§ **DATASET EXCERPTS**:
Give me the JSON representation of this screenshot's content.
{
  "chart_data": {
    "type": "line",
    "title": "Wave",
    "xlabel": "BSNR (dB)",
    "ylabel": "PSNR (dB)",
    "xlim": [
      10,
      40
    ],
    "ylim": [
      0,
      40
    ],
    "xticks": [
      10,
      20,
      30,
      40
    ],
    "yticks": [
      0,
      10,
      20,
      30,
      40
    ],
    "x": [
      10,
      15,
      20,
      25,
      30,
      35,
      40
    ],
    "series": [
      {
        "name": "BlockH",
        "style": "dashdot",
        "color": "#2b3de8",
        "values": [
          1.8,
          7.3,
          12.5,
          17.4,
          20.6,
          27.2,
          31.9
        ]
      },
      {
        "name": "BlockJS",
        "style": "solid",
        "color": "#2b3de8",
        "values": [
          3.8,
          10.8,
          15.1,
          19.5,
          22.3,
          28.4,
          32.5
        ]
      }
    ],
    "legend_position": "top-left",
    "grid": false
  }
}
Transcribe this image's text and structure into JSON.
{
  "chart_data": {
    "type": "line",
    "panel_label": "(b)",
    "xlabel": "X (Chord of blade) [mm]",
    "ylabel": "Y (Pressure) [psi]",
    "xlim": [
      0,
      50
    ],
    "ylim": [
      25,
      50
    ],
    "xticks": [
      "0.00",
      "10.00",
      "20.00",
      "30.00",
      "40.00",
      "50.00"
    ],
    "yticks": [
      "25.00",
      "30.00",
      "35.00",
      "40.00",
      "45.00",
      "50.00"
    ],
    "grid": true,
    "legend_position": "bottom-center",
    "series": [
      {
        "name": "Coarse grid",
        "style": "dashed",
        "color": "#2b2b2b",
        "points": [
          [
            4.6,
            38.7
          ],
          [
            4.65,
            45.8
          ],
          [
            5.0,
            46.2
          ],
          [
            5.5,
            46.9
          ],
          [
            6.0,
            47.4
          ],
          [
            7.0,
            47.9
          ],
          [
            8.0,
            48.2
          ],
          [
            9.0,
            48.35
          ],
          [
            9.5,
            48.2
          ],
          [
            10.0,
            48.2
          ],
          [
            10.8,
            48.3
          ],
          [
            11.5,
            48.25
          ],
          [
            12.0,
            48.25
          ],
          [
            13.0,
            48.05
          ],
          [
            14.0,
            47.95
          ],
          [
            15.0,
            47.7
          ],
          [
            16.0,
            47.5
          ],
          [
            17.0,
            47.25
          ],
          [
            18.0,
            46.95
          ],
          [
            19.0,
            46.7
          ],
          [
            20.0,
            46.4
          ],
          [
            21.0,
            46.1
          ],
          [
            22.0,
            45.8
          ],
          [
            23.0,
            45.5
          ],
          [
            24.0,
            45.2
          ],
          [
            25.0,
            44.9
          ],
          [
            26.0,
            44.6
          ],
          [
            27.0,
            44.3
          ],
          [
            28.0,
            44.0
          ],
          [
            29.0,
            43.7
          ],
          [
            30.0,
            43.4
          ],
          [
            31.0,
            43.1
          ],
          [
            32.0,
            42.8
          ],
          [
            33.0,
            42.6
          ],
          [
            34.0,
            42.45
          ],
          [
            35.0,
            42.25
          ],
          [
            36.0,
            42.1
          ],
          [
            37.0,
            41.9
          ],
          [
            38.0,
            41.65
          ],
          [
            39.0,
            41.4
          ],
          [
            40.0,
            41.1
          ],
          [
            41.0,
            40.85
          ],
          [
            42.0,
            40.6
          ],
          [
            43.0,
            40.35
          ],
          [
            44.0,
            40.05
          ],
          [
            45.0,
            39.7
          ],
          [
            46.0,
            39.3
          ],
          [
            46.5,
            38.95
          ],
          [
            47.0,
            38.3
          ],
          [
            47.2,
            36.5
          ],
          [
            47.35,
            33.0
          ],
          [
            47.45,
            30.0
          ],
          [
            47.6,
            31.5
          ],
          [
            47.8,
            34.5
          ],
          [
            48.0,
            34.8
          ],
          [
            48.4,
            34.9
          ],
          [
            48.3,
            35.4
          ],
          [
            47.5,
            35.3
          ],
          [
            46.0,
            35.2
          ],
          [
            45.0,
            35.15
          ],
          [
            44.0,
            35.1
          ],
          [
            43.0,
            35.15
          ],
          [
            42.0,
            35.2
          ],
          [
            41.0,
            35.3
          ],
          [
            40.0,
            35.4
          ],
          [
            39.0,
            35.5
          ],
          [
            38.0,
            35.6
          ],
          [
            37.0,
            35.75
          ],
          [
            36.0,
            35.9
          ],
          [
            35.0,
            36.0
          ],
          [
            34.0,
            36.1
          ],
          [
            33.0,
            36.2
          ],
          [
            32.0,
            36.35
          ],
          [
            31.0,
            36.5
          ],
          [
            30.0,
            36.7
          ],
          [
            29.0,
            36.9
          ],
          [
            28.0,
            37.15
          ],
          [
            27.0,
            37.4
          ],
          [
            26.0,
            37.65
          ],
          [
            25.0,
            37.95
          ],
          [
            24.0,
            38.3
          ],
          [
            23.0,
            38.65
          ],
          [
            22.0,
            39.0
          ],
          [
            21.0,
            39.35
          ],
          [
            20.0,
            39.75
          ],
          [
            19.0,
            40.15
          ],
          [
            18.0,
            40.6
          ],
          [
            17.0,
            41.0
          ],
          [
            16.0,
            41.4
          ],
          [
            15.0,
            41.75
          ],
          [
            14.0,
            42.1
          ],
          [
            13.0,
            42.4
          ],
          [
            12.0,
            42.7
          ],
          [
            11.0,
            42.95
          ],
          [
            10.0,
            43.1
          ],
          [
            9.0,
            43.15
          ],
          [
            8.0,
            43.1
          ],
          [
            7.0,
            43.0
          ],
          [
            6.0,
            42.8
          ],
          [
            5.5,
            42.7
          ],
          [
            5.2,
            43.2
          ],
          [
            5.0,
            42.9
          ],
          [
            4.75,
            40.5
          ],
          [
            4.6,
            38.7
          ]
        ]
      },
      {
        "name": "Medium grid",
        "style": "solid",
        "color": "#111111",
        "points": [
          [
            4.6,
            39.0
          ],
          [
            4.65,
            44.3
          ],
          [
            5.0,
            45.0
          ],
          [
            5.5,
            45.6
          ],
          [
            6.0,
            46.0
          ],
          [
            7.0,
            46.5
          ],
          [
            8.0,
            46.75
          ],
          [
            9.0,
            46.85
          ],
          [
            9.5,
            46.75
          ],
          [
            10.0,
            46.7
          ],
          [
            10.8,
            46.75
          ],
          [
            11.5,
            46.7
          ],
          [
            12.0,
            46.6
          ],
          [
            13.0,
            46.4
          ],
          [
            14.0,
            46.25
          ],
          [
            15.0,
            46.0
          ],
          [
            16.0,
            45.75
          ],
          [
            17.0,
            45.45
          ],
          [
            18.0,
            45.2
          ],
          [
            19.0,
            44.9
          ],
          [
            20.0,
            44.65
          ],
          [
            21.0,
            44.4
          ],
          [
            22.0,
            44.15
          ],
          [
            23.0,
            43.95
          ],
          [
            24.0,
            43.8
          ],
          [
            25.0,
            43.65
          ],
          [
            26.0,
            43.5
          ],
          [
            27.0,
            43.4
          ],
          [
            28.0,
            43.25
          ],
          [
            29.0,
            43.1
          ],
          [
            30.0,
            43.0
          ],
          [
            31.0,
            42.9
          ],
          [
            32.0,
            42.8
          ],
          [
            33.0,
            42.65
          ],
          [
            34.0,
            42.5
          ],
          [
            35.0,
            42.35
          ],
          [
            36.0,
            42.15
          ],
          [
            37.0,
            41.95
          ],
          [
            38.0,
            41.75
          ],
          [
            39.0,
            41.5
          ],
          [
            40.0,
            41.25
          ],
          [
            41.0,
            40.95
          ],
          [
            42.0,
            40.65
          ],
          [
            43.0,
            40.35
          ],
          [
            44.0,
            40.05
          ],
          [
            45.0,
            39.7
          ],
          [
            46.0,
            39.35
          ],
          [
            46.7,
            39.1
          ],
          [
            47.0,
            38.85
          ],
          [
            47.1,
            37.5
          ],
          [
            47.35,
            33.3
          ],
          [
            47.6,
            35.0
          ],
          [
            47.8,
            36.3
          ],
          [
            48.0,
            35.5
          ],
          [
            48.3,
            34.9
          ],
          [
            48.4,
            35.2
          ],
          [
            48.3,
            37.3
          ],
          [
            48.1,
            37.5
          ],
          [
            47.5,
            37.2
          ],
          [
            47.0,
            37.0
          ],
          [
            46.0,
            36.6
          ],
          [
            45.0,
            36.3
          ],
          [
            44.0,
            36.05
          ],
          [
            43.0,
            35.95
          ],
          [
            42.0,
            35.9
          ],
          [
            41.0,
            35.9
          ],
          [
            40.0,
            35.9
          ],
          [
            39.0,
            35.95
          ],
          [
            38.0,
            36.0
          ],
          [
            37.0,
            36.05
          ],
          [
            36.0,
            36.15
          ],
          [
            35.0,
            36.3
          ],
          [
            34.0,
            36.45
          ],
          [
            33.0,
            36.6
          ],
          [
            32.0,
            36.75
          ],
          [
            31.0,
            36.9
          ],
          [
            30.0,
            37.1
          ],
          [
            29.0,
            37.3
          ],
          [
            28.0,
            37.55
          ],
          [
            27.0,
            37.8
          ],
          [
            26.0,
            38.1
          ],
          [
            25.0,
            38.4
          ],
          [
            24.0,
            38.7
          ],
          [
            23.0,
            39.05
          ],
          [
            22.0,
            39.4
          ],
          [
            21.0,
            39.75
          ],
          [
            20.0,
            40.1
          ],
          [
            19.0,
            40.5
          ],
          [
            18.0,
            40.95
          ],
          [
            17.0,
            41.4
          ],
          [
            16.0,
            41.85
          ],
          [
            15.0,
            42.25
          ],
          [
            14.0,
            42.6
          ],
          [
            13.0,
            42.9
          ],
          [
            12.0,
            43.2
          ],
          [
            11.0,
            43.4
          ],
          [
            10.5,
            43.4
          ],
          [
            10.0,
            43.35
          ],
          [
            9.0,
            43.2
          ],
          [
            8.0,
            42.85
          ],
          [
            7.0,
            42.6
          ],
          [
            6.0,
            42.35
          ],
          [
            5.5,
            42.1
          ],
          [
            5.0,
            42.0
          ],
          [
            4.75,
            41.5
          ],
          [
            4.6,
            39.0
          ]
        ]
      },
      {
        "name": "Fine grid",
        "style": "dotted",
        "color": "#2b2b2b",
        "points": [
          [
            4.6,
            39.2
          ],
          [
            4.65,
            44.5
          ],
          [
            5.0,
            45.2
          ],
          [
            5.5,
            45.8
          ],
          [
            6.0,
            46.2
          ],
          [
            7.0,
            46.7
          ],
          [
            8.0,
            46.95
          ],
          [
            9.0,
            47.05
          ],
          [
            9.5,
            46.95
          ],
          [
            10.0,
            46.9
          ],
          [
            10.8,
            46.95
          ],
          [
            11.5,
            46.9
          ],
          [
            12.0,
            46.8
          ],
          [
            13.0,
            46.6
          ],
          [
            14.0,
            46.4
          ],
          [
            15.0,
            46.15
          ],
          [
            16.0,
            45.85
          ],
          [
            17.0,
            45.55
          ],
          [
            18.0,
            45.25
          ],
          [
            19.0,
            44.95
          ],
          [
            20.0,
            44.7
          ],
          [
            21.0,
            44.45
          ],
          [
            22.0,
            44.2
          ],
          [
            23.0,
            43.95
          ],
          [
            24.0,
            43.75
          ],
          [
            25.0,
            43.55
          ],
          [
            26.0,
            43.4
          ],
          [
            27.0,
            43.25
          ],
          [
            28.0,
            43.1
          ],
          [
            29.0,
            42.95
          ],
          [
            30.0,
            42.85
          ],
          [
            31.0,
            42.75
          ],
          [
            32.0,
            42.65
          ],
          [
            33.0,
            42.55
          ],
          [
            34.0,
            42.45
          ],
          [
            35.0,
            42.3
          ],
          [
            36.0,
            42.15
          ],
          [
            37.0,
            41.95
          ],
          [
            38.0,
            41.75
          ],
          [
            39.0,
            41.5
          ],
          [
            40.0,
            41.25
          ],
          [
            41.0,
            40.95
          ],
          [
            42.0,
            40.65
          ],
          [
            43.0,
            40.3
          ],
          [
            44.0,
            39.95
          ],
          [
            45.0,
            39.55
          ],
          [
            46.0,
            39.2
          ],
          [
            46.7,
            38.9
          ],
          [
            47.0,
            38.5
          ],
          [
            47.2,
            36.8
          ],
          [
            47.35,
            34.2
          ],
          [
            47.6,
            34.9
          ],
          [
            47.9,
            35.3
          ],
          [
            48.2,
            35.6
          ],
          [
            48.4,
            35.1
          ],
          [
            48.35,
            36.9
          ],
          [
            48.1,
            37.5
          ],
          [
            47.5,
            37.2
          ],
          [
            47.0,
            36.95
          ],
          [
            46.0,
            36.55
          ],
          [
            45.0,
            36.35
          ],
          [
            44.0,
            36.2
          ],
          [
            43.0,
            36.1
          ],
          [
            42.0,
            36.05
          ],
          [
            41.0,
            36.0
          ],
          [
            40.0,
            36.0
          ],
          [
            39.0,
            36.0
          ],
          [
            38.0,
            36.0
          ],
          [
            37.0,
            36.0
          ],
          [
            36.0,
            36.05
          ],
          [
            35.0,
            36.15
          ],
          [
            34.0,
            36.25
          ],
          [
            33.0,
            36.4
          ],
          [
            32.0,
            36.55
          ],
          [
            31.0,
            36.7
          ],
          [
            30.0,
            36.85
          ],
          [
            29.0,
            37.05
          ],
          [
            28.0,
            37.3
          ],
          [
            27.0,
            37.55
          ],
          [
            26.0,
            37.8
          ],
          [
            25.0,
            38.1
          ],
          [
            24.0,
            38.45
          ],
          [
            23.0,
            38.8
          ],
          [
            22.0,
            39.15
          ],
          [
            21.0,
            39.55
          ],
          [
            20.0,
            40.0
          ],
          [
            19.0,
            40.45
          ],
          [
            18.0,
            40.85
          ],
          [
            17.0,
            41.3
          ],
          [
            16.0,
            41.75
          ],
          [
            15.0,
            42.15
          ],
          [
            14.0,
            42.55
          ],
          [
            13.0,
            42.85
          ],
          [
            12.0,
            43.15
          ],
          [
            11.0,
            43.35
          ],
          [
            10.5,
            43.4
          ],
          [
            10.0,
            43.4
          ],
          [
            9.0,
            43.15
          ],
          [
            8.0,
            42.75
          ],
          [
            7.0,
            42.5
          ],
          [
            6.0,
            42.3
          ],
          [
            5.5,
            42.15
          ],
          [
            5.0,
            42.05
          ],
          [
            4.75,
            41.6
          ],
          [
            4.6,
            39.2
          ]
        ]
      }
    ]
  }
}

§ **EXERCISE INSTRUCTIONS**: Extract, from the listing above, every line where the string "grid" occurs.

§ **WRITTEN RESPONSE**:
    "grid": false
    "grid": true,
        "name": "Coarse grid",
        "name": "Medium grid",
        "name": "Fine grid",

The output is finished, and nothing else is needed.